**Provided information:**
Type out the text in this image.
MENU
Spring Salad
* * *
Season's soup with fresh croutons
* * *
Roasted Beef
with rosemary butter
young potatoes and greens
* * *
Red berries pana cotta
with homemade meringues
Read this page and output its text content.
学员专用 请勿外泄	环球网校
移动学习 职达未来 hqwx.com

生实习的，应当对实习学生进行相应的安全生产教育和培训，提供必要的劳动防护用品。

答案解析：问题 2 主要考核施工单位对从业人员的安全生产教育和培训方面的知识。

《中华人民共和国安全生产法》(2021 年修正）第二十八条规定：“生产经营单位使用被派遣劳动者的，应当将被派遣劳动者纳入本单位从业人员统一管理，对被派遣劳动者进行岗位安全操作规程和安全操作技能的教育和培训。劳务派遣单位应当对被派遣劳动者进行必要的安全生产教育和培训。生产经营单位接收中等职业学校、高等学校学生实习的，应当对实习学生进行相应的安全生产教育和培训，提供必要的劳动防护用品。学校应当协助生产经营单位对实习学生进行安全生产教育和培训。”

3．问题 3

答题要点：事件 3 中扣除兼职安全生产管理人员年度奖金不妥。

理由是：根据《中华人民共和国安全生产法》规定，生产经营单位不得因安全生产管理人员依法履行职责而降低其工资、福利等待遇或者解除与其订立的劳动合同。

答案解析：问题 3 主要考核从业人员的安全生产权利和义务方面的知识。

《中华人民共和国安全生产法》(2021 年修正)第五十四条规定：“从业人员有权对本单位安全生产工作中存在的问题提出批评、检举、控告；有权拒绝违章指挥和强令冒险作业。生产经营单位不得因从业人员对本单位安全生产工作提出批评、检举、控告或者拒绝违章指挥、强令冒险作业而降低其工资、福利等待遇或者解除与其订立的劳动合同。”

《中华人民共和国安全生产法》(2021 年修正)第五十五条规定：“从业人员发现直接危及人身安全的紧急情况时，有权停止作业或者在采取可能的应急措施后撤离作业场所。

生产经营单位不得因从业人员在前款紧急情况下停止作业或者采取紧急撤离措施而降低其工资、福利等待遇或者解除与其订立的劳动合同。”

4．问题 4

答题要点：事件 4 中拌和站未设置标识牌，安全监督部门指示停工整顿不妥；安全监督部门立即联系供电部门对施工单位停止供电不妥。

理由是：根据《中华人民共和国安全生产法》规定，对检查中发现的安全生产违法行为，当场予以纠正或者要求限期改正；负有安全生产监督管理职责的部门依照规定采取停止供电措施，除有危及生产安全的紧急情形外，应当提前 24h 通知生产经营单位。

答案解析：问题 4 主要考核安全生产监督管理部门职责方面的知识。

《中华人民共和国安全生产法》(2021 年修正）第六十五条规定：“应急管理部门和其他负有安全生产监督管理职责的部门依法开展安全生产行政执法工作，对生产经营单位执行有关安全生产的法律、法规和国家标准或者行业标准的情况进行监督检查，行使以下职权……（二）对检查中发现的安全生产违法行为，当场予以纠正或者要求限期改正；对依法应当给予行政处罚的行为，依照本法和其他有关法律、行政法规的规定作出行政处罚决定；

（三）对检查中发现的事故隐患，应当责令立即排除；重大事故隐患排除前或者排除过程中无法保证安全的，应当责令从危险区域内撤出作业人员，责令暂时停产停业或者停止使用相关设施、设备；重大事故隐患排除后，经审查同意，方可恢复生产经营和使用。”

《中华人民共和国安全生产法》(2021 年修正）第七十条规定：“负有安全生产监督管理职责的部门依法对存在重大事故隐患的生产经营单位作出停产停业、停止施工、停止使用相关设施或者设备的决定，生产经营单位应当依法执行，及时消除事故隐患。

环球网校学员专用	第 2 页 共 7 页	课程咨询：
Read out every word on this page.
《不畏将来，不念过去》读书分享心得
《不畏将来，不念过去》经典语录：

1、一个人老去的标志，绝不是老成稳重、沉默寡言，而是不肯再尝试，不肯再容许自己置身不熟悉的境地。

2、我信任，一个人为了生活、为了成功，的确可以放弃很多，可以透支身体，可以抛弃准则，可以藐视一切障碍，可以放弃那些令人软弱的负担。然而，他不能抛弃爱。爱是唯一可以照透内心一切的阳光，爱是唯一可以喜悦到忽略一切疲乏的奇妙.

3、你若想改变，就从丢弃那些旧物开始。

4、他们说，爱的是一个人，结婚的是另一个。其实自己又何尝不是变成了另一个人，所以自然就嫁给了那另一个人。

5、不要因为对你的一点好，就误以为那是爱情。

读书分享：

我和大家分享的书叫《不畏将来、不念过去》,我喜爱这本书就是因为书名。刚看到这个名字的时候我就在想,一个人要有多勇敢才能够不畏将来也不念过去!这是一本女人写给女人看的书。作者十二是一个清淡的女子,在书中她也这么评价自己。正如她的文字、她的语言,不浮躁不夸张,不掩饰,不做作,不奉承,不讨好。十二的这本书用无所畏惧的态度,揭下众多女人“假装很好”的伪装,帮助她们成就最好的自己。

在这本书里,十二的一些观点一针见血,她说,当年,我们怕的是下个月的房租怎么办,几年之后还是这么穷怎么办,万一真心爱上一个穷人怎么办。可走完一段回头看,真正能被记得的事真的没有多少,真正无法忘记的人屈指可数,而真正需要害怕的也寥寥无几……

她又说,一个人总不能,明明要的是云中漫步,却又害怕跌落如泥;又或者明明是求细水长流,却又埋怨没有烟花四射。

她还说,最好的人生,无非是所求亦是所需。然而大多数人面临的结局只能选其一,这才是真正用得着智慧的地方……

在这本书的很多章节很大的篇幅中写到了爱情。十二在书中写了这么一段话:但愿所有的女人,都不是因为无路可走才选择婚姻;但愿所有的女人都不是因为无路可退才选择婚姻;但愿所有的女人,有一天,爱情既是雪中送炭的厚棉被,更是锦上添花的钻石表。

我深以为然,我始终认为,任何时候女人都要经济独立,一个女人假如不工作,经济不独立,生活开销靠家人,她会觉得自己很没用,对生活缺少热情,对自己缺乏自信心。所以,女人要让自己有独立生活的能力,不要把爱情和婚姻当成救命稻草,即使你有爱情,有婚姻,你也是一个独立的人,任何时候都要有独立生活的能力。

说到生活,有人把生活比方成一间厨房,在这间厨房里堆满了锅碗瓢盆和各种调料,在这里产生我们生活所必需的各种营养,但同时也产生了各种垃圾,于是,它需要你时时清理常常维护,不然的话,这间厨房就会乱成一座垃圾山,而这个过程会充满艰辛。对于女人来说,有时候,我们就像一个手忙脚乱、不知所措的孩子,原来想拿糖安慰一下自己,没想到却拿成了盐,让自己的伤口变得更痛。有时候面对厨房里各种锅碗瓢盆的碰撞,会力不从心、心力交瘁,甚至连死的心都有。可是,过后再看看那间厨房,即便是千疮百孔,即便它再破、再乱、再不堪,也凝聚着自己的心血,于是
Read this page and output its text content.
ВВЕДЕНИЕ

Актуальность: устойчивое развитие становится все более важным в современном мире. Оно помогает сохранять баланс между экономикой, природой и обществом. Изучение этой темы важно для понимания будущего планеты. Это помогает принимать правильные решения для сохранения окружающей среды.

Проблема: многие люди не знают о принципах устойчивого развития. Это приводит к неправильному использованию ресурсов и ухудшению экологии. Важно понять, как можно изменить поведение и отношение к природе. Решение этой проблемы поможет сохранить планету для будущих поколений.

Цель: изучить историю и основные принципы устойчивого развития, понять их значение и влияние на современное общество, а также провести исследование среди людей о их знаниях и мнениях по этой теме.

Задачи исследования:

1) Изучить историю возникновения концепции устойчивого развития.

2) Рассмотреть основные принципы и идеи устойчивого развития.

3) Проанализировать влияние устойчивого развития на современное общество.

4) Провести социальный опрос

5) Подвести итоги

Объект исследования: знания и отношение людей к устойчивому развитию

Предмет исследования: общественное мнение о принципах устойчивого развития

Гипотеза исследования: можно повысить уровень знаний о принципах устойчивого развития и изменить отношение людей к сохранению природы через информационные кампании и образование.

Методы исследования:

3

**Exercise objective:** From the listing above, copy every line that holds the string "答案解析".

**The completed task:**
答案解析：问题 2 主要考核施工单位对从业人员的安全生产教育和培训方面的知识。
答案解析：问题 3 主要考核从业人员的安全生产权利和义务方面的知识。
答案解析：问题 4 主要考核安全生产监督管理部门职责方面的知识。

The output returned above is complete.